======== Input records ========

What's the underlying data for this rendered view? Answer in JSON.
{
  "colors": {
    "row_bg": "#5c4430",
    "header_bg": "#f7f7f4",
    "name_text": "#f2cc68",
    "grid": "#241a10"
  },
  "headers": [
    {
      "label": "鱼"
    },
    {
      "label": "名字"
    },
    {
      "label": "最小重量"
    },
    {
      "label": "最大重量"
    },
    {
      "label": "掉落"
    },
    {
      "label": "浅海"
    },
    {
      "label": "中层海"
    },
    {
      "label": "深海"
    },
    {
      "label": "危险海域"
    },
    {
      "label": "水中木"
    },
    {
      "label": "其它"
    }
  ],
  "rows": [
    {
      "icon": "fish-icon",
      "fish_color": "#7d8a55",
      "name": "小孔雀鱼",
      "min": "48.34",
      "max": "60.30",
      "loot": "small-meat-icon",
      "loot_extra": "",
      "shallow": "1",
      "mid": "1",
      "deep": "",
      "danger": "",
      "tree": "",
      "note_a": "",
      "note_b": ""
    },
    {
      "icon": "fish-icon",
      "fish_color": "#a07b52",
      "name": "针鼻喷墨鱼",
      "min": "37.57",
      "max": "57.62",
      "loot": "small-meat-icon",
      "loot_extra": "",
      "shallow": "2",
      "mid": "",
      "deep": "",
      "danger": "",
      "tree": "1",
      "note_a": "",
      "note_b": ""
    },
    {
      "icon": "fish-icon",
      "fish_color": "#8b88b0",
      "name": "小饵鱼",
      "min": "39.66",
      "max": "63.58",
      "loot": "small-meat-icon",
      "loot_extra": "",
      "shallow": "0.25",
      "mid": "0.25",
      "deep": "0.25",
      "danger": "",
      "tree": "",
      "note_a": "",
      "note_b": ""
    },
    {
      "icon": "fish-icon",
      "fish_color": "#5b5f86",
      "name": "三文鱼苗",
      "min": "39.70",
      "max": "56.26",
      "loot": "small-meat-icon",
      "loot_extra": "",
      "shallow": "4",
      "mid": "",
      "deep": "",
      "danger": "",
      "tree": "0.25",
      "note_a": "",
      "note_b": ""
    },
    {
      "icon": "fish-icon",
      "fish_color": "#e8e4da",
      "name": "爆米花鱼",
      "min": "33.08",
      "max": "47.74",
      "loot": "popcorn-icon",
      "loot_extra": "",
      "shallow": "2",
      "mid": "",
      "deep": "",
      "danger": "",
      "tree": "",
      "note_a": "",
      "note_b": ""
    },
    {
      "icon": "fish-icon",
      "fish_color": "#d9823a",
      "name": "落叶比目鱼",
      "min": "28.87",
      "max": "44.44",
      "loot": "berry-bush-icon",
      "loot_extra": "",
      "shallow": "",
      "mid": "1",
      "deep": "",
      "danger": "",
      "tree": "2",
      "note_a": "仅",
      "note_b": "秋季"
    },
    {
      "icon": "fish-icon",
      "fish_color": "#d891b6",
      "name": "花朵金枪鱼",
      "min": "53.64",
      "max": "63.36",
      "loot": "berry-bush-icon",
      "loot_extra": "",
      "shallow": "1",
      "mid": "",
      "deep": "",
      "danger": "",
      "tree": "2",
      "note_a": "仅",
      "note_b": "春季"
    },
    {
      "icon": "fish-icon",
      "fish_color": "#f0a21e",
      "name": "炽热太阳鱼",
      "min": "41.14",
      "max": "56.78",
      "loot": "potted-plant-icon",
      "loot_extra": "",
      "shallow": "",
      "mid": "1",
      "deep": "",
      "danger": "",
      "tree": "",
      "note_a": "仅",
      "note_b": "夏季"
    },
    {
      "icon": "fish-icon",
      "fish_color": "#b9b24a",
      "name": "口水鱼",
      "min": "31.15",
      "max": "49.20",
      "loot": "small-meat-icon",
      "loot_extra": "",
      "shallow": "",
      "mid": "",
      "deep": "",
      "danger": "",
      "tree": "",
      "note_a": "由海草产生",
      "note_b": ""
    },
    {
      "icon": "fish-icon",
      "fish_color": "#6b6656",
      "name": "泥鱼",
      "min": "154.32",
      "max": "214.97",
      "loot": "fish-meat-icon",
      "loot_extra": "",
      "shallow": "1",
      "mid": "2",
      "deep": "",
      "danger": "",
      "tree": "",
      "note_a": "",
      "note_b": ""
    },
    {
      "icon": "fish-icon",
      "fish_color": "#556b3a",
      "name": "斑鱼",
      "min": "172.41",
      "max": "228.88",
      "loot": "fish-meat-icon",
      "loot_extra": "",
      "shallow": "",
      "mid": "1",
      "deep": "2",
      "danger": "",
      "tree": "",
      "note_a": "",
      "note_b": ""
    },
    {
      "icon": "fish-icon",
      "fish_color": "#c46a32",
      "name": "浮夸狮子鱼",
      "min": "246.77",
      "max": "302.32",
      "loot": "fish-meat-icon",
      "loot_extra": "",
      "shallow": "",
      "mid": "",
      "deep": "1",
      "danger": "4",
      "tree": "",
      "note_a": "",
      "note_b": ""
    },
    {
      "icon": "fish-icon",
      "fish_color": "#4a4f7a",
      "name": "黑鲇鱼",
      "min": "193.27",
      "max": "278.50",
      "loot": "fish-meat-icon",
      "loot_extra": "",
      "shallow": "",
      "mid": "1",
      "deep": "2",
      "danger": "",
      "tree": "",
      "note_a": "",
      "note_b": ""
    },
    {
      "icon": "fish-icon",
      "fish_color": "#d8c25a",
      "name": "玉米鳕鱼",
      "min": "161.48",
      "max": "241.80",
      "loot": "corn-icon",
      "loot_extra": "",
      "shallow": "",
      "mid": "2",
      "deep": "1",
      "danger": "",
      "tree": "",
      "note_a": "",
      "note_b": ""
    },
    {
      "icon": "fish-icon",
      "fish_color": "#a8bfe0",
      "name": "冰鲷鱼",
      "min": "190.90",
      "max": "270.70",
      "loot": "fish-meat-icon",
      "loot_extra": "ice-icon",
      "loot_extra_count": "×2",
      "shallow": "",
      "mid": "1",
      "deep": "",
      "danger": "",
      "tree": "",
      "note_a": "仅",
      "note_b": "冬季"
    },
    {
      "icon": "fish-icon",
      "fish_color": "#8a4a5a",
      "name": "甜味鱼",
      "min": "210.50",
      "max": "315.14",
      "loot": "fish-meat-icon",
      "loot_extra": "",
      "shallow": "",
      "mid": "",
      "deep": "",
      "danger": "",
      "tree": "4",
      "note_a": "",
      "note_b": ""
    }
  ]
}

========

Write out all of the records once more, exactly.

Problem solution:
What's the underlying data for this rendered view? Answer in JSON.
{
  "colors": {
    "row_bg": "#5c4430",
    "header_bg": "#f7f7f4",
    "name_text": "#f2cc68",
    "grid": "#241a10"
  },
  "headers": [
    {
      "label": "鱼"
    },
    {
      "label": "名字"
    },
    {
      "label": "最小重量"
    },
    {
      "label": "最大重量"
    },
    {
      "label": "掉落"
    },
    {
      "label": "浅海"
    },
    {
      "label": "中层海"
    },
    {
      "label": "深海"
    },
    {
      "label": "危险海域"
    },
    {
      "label": "水中木"
    },
    {
      "label": "其它"
    }
  ],
  "rows": [
    {
      "icon": "fish-icon",
      "fish_color": "#7d8a55",
      "name": "小孔雀鱼",
      "min": "48.34",
      "max": "60.30",
      "loot": "small-meat-icon",
      "loot_extra": "",
      "shallow": "1",
      "mid": "1",
      "deep": "",
      "danger": "",
      "tree": "",
      "note_a": "",
      "note_b": ""
    },
    {
      "icon": "fish-icon",
      "fish_color": "#a07b52",
      "name": "针鼻喷墨鱼",
      "min": "37.57",
      "max": "57.62",
      "loot": "small-meat-icon",
      "loot_extra": "",
      "shallow": "2",
      "mid": "",
      "deep": "",
      "danger": "",
      "tree": "1",
      "note_a": "",
      "note_b": ""
    },
    {
      "icon": "fish-icon",
      "fish_color": "#8b88b0",
      "name": "小饵鱼",
      "min": "39.66",
      "max": "63.58",
      "loot": "small-meat-icon",
      "loot_extra": "",
      "shallow": "0.25",
      "mid": "0.25",
      "deep": "0.25",
      "danger": "",
      "tree": "",
      "note_a": "",
      "note_b": ""
    },
    {
      "icon": "fish-icon",
      "fish_color": "#5b5f86",
      "name": "三文鱼苗",
      "min": "39.70",
      "max": "56.26",
      "loot": "small-meat-icon",
      "loot_extra": "",
      "shallow": "4",
      "mid": "",
      "deep": "",
      "danger": "",
      "tree": "0.25",
      "note_a": "",
      "note_b": ""
    },
    {
      "icon": "fish-icon",
      "fish_color": "#e8e4da",
      "name": "爆米花鱼",
      "min": "33.08",
      "max": "47.74",
      "loot": "popcorn-icon",
      "loot_extra": "",
      "shallow": "2",
      "mid": "",
      "deep": "",
      "danger": "",
      "tree": "",
      "note_a": "",
      "note_b": ""
    },
    {
      "icon": "fish-icon",
      "fish_color": "#d9823a",
      "name": "落叶比目鱼",
      "min": "28.87",
      "max": "44.44",
      "loot": "berry-bush-icon",
      "loot_extra": "",
      "shallow": "",
      "mid": "1",
      "deep": "",
      "danger": "",
      "tree": "2",
      "note_a": "仅",
      "note_b": "秋季"
    },
    {
      "icon": "fish-icon",
      "fish_color": "#d891b6",
      "name": "花朵金枪鱼",
      "min": "53.64",
      "max": "63.36",
      "loot": "berry-bush-icon",
      "loot_extra": "",
      "shallow": "1",
      "mid": "",
      "deep": "",
      "danger": "",
      "tree": "2",
      "note_a": "仅",
      "note_b": "春季"
    },
    {
      "icon": "fish-icon",
      "fish_color": "#f0a21e",
      "name": "炽热太阳鱼",
      "min": "41.14",
      "max": "56.78",
      "loot": "potted-plant-icon",
      "loot_extra": "",
      "shallow": "",
      "mid": "1",
      "deep": "",
      "danger": "",
      "tree": "",
      "note_a": "仅",
      "note_b": "夏季"
    },
    {
      "icon": "fish-icon",
      "fish_color": "#b9b24a",
      "name": "口水鱼",
      "min": "31.15",
      "max": "49.20",
      "loot": "small-meat-icon",
      "loot_extra": "",
      "shallow": "",
      "mid": "",
      "deep": "",
      "danger": "",
      "tree": "",
      "note_a": "由海草产生",
      "note_b": ""
    },
    {
      "icon": "fish-icon",
      "fish_color": "#6b6656",
      "name": "泥鱼",
      "min": "154.32",
      "max": "214.97",
      "loot": "fish-meat-icon",
      "loot_extra": "",
      "shallow": "1",
      "mid": "2",
      "deep": "",
      "danger": "",
      "tree": "",
      "note_a": "",
      "note_b": ""
    },
    {
      "icon": "fish-icon",
      "fish_color": "#556b3a",
      "name": "斑鱼",
      "min": "172.41",
      "max": "228.88",
      "loot": "fish-meat-icon",
      "loot_extra": "",
      "shallow": "",
      "mid": "1",
      "deep": "2",
      "danger": "",
      "tree": "",
      "note_a": "",
      "note_b": ""
    },
    {
      "icon": "fish-icon",
      "fish_color": "#c46a32",
      "name": "浮夸狮子鱼",
      "min": "246.77",
      "max": "302.32",
      "loot": "fish-meat-icon",
      "loot_extra": "",
      "shallow": "",
      "mid": "",
      "deep": "1",
      "danger": "4",
      "tree": "",
      "note_a": "",
      "note_b": ""
    },
    {
      "icon": "fish-icon",
      "fish_color": "#4a4f7a",
      "name": "黑鲇鱼",
      "min": "193.27",
      "max": "278.50",
      "loot": "fish-meat-icon",
      "loot_extra": "",
      "shallow": "",
      "mid": "1",
      "deep": "2",
      "danger": "",
      "tree": "",
      "note_a": "",
      "note_b": ""
    },
    {
      "icon": "fish-icon",
      "fish_color": "#d8c25a",
      "name": "玉米鳕鱼",
      "min": "161.48",
      "max": "241.80",
      "loot": "corn-icon",
      "loot_extra": "",
      "shallow": "",
      "mid": "2",
      "deep": "1",
      "danger": "",
      "tree": "",
      "note_a": "",
      "note_b": ""
    },
    {
      "icon": "fish-icon",
      "fish_color": "#a8bfe0",
      "name": "冰鲷鱼",
      "min": "190.90",
      "max": "270.70",
      "loot": "fish-meat-icon",
      "loot_extra": "ice-icon",
      "loot_extra_count": "×2",
      "shallow": "",
      "mid": "1",
      "deep": "",
      "danger": "",
      "tree": "",
      "note_a": "仅",
      "note_b": "冬季"
    },
    {
      "icon": "fish-icon",
      "fish_color": "#8a4a5a",
      "name": "甜味鱼",
      "min": "210.50",
      "max": "315.14",
      "loot": "fish-meat-icon",
      "loot_extra": "",
      "shallow": "",
      "mid": "",
      "deep": "",
      "danger": "",
      "tree": "4",
      "note_a": "",
      "note_b": ""
    }
  ]
}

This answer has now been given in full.